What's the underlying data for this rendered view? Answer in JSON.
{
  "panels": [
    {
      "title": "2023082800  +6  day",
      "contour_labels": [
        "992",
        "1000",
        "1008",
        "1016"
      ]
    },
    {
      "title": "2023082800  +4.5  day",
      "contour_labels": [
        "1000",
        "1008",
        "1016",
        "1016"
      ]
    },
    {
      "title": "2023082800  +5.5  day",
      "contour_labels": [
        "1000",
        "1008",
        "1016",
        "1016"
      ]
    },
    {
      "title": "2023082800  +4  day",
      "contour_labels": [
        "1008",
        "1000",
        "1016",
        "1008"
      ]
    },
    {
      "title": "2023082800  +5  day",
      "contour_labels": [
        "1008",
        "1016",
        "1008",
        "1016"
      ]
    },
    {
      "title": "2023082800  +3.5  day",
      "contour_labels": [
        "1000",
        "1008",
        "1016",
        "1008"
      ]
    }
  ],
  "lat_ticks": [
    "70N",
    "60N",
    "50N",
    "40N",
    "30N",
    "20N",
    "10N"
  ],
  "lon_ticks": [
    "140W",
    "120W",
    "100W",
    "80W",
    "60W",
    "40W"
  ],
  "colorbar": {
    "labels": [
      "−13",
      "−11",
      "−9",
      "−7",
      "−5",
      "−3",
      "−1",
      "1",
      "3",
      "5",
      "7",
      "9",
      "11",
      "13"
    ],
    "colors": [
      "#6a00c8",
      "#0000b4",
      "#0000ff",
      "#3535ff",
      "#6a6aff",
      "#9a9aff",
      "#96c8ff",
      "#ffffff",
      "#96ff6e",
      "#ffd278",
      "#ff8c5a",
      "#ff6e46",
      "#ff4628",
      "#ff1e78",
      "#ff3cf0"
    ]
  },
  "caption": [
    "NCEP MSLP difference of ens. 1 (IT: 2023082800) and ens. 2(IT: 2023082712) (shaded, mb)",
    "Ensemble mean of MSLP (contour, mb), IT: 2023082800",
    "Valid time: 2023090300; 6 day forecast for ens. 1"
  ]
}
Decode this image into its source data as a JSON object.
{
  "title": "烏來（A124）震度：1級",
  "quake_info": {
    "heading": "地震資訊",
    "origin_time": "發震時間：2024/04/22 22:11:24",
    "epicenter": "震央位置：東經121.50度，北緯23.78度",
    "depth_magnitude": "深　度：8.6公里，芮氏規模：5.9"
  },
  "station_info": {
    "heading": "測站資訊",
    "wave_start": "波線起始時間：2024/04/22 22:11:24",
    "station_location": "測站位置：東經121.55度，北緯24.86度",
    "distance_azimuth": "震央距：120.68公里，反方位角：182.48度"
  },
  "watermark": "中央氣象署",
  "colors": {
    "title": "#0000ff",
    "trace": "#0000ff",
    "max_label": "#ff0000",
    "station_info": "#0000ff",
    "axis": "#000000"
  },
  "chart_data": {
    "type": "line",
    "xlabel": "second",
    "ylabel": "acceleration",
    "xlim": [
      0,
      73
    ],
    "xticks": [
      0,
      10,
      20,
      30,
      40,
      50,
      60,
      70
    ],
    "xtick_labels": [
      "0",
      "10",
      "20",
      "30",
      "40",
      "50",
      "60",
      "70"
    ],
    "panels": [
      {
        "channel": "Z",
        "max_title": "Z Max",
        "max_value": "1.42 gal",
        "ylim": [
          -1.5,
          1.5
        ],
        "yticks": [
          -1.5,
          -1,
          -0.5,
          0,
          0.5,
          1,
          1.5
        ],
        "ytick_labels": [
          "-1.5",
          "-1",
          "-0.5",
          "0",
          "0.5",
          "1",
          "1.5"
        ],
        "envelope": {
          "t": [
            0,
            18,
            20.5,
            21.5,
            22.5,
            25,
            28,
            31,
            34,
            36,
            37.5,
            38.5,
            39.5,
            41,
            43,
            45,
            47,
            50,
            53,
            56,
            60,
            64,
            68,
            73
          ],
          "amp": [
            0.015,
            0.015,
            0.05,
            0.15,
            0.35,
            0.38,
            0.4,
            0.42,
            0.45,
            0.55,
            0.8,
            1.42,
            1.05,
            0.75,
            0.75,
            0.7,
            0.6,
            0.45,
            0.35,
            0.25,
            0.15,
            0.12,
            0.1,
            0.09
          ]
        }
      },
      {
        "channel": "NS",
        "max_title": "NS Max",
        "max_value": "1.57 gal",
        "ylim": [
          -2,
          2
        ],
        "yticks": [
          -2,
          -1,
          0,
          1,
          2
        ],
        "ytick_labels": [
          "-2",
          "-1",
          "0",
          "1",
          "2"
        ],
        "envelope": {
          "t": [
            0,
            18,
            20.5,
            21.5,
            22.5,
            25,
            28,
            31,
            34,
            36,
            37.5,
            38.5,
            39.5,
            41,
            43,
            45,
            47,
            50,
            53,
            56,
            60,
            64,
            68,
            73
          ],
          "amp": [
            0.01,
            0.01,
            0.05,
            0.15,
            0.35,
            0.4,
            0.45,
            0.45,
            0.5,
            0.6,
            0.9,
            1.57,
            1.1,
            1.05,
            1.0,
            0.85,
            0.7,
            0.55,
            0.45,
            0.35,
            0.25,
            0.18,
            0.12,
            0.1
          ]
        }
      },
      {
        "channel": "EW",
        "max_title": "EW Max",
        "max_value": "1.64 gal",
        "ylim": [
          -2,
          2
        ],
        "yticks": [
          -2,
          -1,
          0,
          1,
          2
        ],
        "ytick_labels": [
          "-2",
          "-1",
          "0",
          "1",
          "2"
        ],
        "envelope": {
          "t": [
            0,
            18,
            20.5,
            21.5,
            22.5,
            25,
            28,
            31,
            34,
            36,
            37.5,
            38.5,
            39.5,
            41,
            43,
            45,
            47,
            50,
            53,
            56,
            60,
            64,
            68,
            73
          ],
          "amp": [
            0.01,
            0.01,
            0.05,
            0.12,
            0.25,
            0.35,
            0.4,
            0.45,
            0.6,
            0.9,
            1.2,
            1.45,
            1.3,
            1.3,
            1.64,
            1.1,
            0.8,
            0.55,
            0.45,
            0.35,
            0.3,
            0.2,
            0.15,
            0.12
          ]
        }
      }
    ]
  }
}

+ + +

> _Task to carry out_:
How many of the lines above hold "JSON"? Answer with only the number.

> _Result of this exercise_:
2